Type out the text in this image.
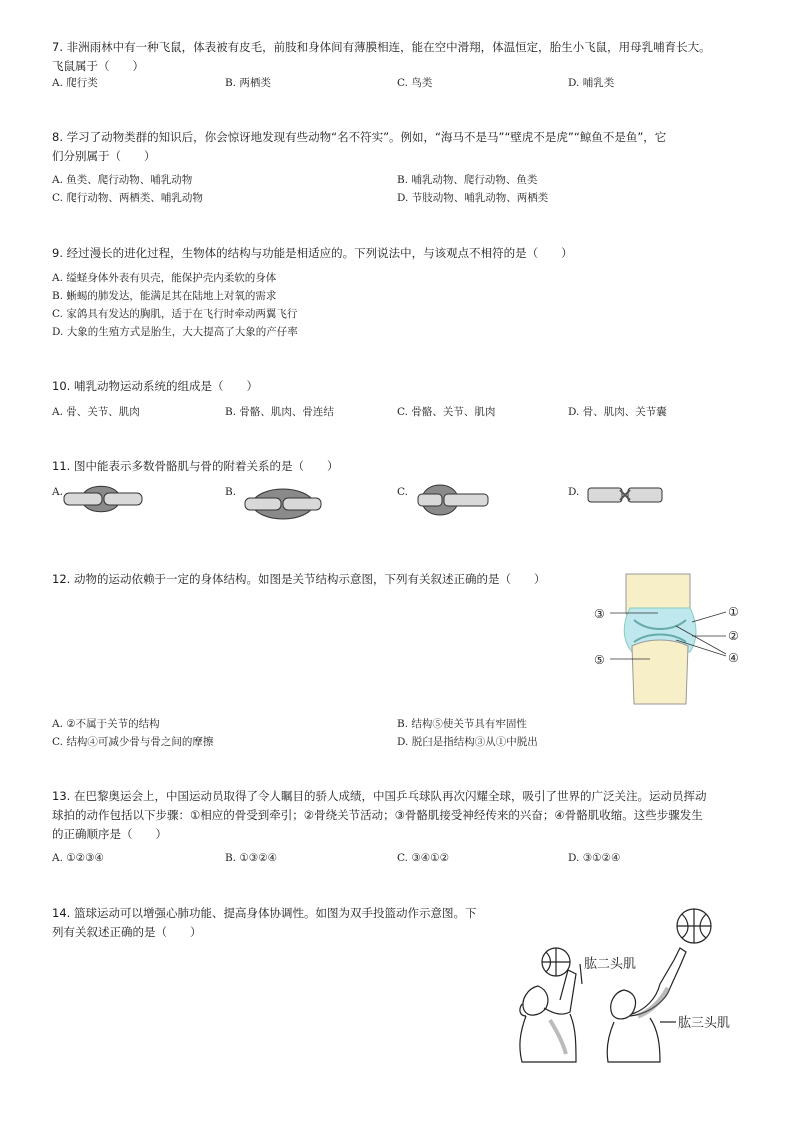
7. 非洲雨林中有一种飞鼠，体表被有皮毛，前肢和身体间有薄膜相连，能在空中滑翔，体温恒定，胎生小飞鼠，用母乳哺育长大。
飞鼠属于（　　）
A. 爬行类	B. 两栖类	C. 鸟类	D. 哺乳类
8. 学习了动物类群的知识后，你会惊讶地发现有些动物“名不符实”。例如，“海马不是马”“壁虎不是虎”“鲸鱼不是鱼”，它
们分别属于（　　）
A. 鱼类、爬行动物、哺乳动物	B. 哺乳动物、爬行动物、鱼类
C. 爬行动物、两栖类、哺乳动物	D. 节肢动物、哺乳动物、两栖类
9. 经过漫长的进化过程，生物体的结构与功能是相适应的。下列说法中，与该观点不相符的是（　　）
A. 缢蛏身体外表有贝壳，能保护壳内柔软的身体
B. 蜥蜴的肺发达，能满足其在陆地上对氧的需求
C. 家鸽具有发达的胸肌，适于在飞行时牵动两翼飞行
D. 大象的生殖方式是胎生，大大提高了大象的产仔率
10. 哺乳动物运动系统的组成是（　　）
A. 骨、关节、肌肉	B. 骨骼、肌肉、骨连结	C. 骨骼、关节、肌肉	D. 骨、肌肉、关节囊
11. 图中能表示多数骨骼肌与骨的附着关系的是（　　）
A.	B.	C.	D.
12. 动物的运动依赖于一定的身体结构。如图是关节结构示意图，下列有关叙述正确的是（　　）
③	①
②
⑤	④
A. ②不属于关节的结构	B. 结构⑤使关节具有牢固性
C. 结构④可减少骨与骨之间的摩擦	D. 脱臼是指结构③从①中脱出
13. 在巴黎奥运会上，中国运动员取得了令人瞩目的骄人成绩，中国乒乓球队再次闪耀全球，吸引了世界的广泛关注。运动员挥动
球拍的动作包括以下步骤：①相应的骨受到牵引；②骨绕关节活动；③骨骼肌接受神经传来的兴奋；④骨骼肌收缩。这些步骤发生
的正确顺序是（　　）
A. ①②③④	B. ①③②④	C. ③④①②	D. ③①②④
14. 篮球运动可以增强心肺功能、提高身体协调性。如图为双手投篮动作示意图。下
列有关叙述正确的是（　　）
肱二头肌
肱三头肌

#####

- [Work to do]: Filter lines by "爬行动物" and return each hit.

- [Correct result]:
A. 鱼类、爬行动物、哺乳动物	B. 哺乳动物、爬行动物、鱼类
C. 爬行动物、两栖类、哺乳动物	D. 节肢动物、哺乳动物、两栖类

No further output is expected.